What is required:
Type every record exactly as it appears.

Given records:
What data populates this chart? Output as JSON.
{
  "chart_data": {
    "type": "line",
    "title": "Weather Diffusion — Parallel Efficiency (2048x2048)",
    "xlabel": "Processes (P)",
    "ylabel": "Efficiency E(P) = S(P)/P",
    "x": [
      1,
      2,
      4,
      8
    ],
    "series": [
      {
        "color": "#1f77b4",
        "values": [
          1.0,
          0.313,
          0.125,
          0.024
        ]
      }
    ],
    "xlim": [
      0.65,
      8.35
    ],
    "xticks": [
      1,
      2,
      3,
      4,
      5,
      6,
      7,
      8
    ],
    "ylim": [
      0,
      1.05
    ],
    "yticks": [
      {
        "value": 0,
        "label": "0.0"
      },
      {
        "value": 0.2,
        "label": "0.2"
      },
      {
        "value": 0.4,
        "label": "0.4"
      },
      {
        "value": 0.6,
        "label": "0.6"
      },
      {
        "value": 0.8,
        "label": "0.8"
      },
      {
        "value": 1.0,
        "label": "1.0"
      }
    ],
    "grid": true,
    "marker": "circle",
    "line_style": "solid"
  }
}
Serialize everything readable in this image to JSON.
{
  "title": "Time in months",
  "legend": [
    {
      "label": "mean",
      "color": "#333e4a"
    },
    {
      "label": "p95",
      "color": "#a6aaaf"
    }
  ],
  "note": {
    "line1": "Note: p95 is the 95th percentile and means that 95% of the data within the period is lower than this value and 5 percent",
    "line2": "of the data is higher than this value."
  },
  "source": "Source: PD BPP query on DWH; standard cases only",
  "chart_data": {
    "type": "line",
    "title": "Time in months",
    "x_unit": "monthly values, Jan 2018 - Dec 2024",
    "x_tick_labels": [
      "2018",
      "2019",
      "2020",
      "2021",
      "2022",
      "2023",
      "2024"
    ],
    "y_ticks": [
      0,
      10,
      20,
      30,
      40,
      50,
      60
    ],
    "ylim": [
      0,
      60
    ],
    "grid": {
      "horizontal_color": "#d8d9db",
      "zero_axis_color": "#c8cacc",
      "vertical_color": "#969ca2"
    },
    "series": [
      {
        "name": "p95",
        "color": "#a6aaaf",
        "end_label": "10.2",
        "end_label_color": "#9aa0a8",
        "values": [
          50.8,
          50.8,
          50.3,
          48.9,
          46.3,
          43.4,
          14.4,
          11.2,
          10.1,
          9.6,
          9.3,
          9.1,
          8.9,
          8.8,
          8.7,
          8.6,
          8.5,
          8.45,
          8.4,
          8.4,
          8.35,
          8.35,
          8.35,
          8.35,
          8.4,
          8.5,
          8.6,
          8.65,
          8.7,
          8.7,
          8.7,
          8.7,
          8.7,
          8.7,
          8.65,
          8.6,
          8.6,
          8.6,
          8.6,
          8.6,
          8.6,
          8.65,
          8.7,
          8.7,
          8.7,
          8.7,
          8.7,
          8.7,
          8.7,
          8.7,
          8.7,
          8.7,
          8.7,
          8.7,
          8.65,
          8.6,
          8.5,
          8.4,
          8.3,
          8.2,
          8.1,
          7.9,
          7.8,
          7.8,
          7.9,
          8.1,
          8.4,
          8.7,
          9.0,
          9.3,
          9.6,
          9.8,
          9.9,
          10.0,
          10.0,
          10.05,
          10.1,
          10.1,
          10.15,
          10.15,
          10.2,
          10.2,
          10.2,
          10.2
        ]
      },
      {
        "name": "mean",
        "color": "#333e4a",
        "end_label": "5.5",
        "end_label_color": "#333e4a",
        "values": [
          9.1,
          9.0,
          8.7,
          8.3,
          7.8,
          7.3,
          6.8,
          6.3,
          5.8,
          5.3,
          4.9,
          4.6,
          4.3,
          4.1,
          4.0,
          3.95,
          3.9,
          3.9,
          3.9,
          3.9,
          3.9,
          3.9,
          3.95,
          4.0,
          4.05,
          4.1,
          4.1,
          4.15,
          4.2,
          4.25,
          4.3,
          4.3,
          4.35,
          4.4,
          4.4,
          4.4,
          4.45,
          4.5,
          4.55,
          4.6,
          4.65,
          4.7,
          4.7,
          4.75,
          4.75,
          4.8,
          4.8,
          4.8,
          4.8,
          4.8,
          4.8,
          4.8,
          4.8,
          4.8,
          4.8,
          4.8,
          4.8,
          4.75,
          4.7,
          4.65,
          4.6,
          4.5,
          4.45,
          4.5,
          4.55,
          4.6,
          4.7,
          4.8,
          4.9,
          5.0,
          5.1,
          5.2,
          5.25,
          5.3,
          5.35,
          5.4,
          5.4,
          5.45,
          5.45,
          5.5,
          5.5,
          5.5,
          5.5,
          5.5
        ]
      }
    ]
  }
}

Correct result:
What data populates this chart? Output as JSON.
{
  "chart_data": {
    "type": "line",
    "title": "Weather Diffusion — Parallel Efficiency (2048x2048)",
    "xlabel": "Processes (P)",
    "ylabel": "Efficiency E(P) = S(P)/P",
    "x": [
      1,
      2,
      4,
      8
    ],
    "series": [
      {
        "color": "#1f77b4",
        "values": [
          1.0,
          0.313,
          0.125,
          0.024
        ]
      }
    ],
    "xlim": [
      0.65,
      8.35
    ],
    "xticks": [
      1,
      2,
      3,
      4,
      5,
      6,
      7,
      8
    ],
    "ylim": [
      0,
      1.05
    ],
    "yticks": [
      {
        "value": 0,
        "label": "0.0"
      },
      {
        "value": 0.2,
        "label": "0.2"
      },
      {
        "value": 0.4,
        "label": "0.4"
      },
      {
        "value": 0.6,
        "label": "0.6"
      },
      {
        "value": 0.8,
        "label": "0.8"
      },
      {
        "value": 1.0,
        "label": "1.0"
      }
    ],
    "grid": true,
    "marker": "circle",
    "line_style": "solid"
  }
}
Serialize everything readable in this image to JSON.
{
  "title": "Time in months",
  "legend": [
    {
      "label": "mean",
      "color": "#333e4a"
    },
    {
      "label": "p95",
      "color": "#a6aaaf"
    }
  ],
  "note": {
    "line1": "Note: p95 is the 95th percentile and means that 95% of the data within the period is lower than this value and 5 percent",
    "line2": "of the data is higher than this value."
  },
  "source": "Source: PD BPP query on DWH; standard cases only",
  "chart_data": {
    "type": "line",
    "title": "Time in months",
    "x_unit": "monthly values, Jan 2018 - Dec 2024",
    "x_tick_labels": [
      "2018",
      "2019",
      "2020",
      "2021",
      "2022",
      "2023",
      "2024"
    ],
    "y_ticks": [
      0,
      10,
      20,
      30,
      40,
      50,
      60
    ],
    "ylim": [
      0,
      60
    ],
    "grid": {
      "horizontal_color": "#d8d9db",
      "zero_axis_color": "#c8cacc",
      "vertical_color": "#969ca2"
    },
    "series": [
      {
        "name": "p95",
        "color": "#a6aaaf",
        "end_label": "10.2",
        "end_label_color": "#9aa0a8",
        "values": [
          50.8,
          50.8,
          50.3,
          48.9,
          46.3,
          43.4,
          14.4,
          11.2,
          10.1,
          9.6,
          9.3,
          9.1,
          8.9,
          8.8,
          8.7,
          8.6,
          8.5,
          8.45,
          8.4,
          8.4,
          8.35,
          8.35,
          8.35,
          8.35,
          8.4,
          8.5,
          8.6,
          8.65,
          8.7,
          8.7,
          8.7,
          8.7,
          8.7,
          8.7,
          8.65,
          8.6,
          8.6,
          8.6,
          8.6,
          8.6,
          8.6,
          8.65,
          8.7,
          8.7,
          8.7,
          8.7,
          8.7,
          8.7,
          8.7,
          8.7,
          8.7,
          8.7,
          8.7,
          8.7,
          8.65,
          8.6,
          8.5,
          8.4,
          8.3,
          8.2,
          8.1,
          7.9,
          7.8,
          7.8,
          7.9,
          8.1,
          8.4,
          8.7,
          9.0,
          9.3,
          9.6,
          9.8,
          9.9,
          10.0,
          10.0,
          10.05,
          10.1,
          10.1,
          10.15,
          10.15,
          10.2,
          10.2,
          10.2,
          10.2
        ]
      },
      {
        "name": "mean",
        "color": "#333e4a",
        "end_label": "5.5",
        "end_label_color": "#333e4a",
        "values": [
          9.1,
          9.0,
          8.7,
          8.3,
          7.8,
          7.3,
          6.8,
          6.3,
          5.8,
          5.3,
          4.9,
          4.6,
          4.3,
          4.1,
          4.0,
          3.95,
          3.9,
          3.9,
          3.9,
          3.9,
          3.9,
          3.9,
          3.95,
          4.0,
          4.05,
          4.1,
          4.1,
          4.15,
          4.2,
          4.25,
          4.3,
          4.3,
          4.35,
          4.4,
          4.4,
          4.4,
          4.45,
          4.5,
          4.55,
          4.6,
          4.65,
          4.7,
          4.7,
          4.75,
          4.75,
          4.8,
          4.8,
          4.8,
          4.8,
          4.8,
          4.8,
          4.8,
          4.8,
          4.8,
          4.8,
          4.8,
          4.8,
          4.75,
          4.7,
          4.65,
          4.6,
          4.5,
          4.45,
          4.5,
          4.55,
          4.6,
          4.7,
          4.8,
          4.9,
          5.0,
          5.1,
          5.2,
          5.25,
          5.3,
          5.35,
          5.4,
          5.4,
          5.45,
          5.45,
          5.5,
          5.5,
          5.5,
          5.5,
          5.5
        ]
      }
    ]
  }
}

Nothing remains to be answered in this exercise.